Every line of the material is to be repeated exactly as it stands.
======== Material provided
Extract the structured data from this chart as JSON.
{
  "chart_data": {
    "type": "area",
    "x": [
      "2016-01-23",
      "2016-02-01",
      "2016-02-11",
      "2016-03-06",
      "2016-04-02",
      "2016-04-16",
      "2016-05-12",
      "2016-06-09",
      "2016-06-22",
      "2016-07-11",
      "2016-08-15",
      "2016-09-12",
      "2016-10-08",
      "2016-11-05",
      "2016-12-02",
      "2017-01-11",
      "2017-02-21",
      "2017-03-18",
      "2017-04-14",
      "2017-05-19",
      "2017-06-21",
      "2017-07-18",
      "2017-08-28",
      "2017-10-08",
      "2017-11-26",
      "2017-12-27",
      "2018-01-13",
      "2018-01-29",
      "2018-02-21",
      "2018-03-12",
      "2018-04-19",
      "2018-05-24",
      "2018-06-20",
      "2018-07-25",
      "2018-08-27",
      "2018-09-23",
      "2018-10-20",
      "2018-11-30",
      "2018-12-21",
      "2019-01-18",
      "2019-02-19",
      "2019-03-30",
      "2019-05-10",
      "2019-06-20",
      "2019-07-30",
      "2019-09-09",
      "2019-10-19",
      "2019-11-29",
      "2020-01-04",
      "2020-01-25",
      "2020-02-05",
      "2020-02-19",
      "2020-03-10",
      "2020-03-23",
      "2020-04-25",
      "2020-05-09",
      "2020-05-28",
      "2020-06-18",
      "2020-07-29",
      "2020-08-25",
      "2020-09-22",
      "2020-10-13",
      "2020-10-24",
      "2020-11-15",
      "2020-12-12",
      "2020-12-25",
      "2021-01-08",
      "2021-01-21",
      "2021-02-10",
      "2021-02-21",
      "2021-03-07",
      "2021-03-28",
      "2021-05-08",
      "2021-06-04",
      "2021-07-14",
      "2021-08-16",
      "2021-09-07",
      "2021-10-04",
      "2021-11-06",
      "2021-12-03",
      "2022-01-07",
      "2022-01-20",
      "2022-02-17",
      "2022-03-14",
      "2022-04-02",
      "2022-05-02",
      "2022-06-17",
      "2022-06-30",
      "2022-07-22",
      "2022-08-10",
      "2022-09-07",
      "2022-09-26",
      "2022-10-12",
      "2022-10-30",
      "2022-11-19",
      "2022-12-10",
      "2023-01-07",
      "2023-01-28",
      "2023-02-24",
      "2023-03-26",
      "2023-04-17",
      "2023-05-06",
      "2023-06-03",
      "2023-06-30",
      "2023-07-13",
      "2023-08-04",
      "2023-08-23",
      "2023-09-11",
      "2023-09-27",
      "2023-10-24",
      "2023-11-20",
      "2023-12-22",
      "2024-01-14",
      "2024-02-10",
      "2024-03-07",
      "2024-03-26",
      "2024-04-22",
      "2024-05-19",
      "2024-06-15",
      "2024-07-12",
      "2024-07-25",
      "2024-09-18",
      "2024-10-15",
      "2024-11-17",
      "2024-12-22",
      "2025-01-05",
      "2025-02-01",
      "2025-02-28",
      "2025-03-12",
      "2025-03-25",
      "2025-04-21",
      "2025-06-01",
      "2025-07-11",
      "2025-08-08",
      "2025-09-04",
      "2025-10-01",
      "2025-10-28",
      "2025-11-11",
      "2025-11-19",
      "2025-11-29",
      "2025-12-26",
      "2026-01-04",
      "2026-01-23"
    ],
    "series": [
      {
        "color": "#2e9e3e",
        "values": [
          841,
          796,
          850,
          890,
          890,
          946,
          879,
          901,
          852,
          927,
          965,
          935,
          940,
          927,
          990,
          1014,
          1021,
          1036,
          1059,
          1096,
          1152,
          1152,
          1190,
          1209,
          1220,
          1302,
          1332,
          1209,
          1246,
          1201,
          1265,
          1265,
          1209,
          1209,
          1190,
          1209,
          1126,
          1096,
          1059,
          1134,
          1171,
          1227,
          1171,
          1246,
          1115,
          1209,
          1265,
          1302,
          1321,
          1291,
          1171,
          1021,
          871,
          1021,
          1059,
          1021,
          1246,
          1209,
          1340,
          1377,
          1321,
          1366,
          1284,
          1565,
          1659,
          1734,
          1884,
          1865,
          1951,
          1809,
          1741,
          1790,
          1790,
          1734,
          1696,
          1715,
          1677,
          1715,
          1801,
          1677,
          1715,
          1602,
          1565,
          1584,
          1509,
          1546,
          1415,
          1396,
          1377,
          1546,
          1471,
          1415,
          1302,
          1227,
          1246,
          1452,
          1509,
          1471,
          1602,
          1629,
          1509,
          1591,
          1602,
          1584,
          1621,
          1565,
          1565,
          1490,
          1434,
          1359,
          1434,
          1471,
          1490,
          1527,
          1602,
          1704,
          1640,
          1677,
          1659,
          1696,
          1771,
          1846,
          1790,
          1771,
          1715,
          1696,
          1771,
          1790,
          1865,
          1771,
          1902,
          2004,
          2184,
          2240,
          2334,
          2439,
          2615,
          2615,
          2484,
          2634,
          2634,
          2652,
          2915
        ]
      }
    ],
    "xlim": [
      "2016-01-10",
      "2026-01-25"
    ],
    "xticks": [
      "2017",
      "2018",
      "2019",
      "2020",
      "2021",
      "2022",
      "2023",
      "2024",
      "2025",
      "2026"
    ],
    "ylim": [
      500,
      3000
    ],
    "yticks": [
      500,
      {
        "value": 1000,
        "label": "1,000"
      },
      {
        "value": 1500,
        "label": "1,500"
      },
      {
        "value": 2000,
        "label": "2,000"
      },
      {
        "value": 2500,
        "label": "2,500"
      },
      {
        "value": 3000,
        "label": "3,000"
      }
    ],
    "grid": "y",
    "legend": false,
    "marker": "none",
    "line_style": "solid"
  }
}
================
* [Worked answer]:
Extract the structured data from this chart as JSON.
{
  "chart_data": {
    "type": "area",
    "x": [
      "2016-01-23",
      "2016-02-01",
      "2016-02-11",
      "2016-03-06",
      "2016-04-02",
      "2016-04-16",
      "2016-05-12",
      "2016-06-09",
      "2016-06-22",
      "2016-07-11",
      "2016-08-15",
      "2016-09-12",
      "2016-10-08",
      "2016-11-05",
      "2016-12-02",
      "2017-01-11",
      "2017-02-21",
      "2017-03-18",
      "2017-04-14",
      "2017-05-19",
      "2017-06-21",
      "2017-07-18",
      "2017-08-28",
      "2017-10-08",
      "2017-11-26",
      "2017-12-27",
      "2018-01-13",
      "2018-01-29",
      "2018-02-21",
      "2018-03-12",
      "2018-04-19",
      "2018-05-24",
      "2018-06-20",
      "2018-07-25",
      "2018-08-27",
      "2018-09-23",
      "2018-10-20",
      "2018-11-30",
      "2018-12-21",
      "2019-01-18",
      "2019-02-19",
      "2019-03-30",
      "2019-05-10",
      "2019-06-20",
      "2019-07-30",
      "2019-09-09",
      "2019-10-19",
      "2019-11-29",
      "2020-01-04",
      "2020-01-25",
      "2020-02-05",
      "2020-02-19",
      "2020-03-10",
      "2020-03-23",
      "2020-04-25",
      "2020-05-09",
      "2020-05-28",
      "2020-06-18",
      "2020-07-29",
      "2020-08-25",
      "2020-09-22",
      "2020-10-13",
      "2020-10-24",
      "2020-11-15",
      "2020-12-12",
      "2020-12-25",
      "2021-01-08",
      "2021-01-21",
      "2021-02-10",
      "2021-02-21",
      "2021-03-07",
      "2021-03-28",
      "2021-05-08",
      "2021-06-04",
      "2021-07-14",
      "2021-08-16",
      "2021-09-07",
      "2021-10-04",
      "2021-11-06",
      "2021-12-03",
      "2022-01-07",
      "2022-01-20",
      "2022-02-17",
      "2022-03-14",
      "2022-04-02",
      "2022-05-02",
      "2022-06-17",
      "2022-06-30",
      "2022-07-22",
      "2022-08-10",
      "2022-09-07",
      "2022-09-26",
      "2022-10-12",
      "2022-10-30",
      "2022-11-19",
      "2022-12-10",
      "2023-01-07",
      "2023-01-28",
      "2023-02-24",
      "2023-03-26",
      "2023-04-17",
      "2023-05-06",
      "2023-06-03",
      "2023-06-30",
      "2023-07-13",
      "2023-08-04",
      "2023-08-23",
      "2023-09-11",
      "2023-09-27",
      "2023-10-24",
      "2023-11-20",
      "2023-12-22",
      "2024-01-14",
      "2024-02-10",
      "2024-03-07",
      "2024-03-26",
      "2024-04-22",
      "2024-05-19",
      "2024-06-15",
      "2024-07-12",
      "2024-07-25",
      "2024-09-18",
      "2024-10-15",
      "2024-11-17",
      "2024-12-22",
      "2025-01-05",
      "2025-02-01",
      "2025-02-28",
      "2025-03-12",
      "2025-03-25",
      "2025-04-21",
      "2025-06-01",
      "2025-07-11",
      "2025-08-08",
      "2025-09-04",
      "2025-10-01",
      "2025-10-28",
      "2025-11-11",
      "2025-11-19",
      "2025-11-29",
      "2025-12-26",
      "2026-01-04",
      "2026-01-23"
    ],
    "series": [
      {
        "color": "#2e9e3e",
        "values": [
          841,
          796,
          850,
          890,
          890,
          946,
          879,
          901,
          852,
          927,
          965,
          935,
          940,
          927,
          990,
          1014,
          1021,
          1036,
          1059,
          1096,
          1152,
          1152,
          1190,
          1209,
          1220,
          1302,
          1332,
          1209,
          1246,
          1201,
          1265,
          1265,
          1209,
          1209,
          1190,
          1209,
          1126,
          1096,
          1059,
          1134,
          1171,
          1227,
          1171,
          1246,
          1115,
          1209,
          1265,
          1302,
          1321,
          1291,
          1171,
          1021,
          871,
          1021,
          1059,
          1021,
          1246,
          1209,
          1340,
          1377,
          1321,
          1366,
          1284,
          1565,
          1659,
          1734,
          1884,
          1865,
          1951,
          1809,
          1741,
          1790,
          1790,
          1734,
          1696,
          1715,
          1677,
          1715,
          1801,
          1677,
          1715,
          1602,
          1565,
          1584,
          1509,
          1546,
          1415,
          1396,
          1377,
          1546,
          1471,
          1415,
          1302,
          1227,
          1246,
          1452,
          1509,
          1471,
          1602,
          1629,
          1509,
          1591,
          1602,
          1584,
          1621,
          1565,
          1565,
          1490,
          1434,
          1359,
          1434,
          1471,
          1490,
          1527,
          1602,
          1704,
          1640,
          1677,
          1659,
          1696,
          1771,
          1846,
          1790,
          1771,
          1715,
          1696,
          1771,
          1790,
          1865,
          1771,
          1902,
          2004,
          2184,
          2240,
          2334,
          2439,
          2615,
          2615,
          2484,
          2634,
          2634,
          2652,
          2915
        ]
      }
    ],
    "xlim": [
      "2016-01-10",
      "2026-01-25"
    ],
    "xticks": [
      "2017",
      "2018",
      "2019",
      "2020",
      "2021",
      "2022",
      "2023",
      "2024",
      "2025",
      "2026"
    ],
    "ylim": [
      500,
      3000
    ],
    "yticks": [
      500,
      {
        "value": 1000,
        "label": "1,000"
      },
      {
        "value": 1500,
        "label": "1,500"
      },
      {
        "value": 2000,
        "label": "2,000"
      },
      {
        "value": 2500,
        "label": "2,500"
      },
      {
        "value": 3000,
        "label": "3,000"
      }
    ],
    "grid": "y",
    "legend": false,
    "marker": "none",
    "line_style": "solid"
  }
}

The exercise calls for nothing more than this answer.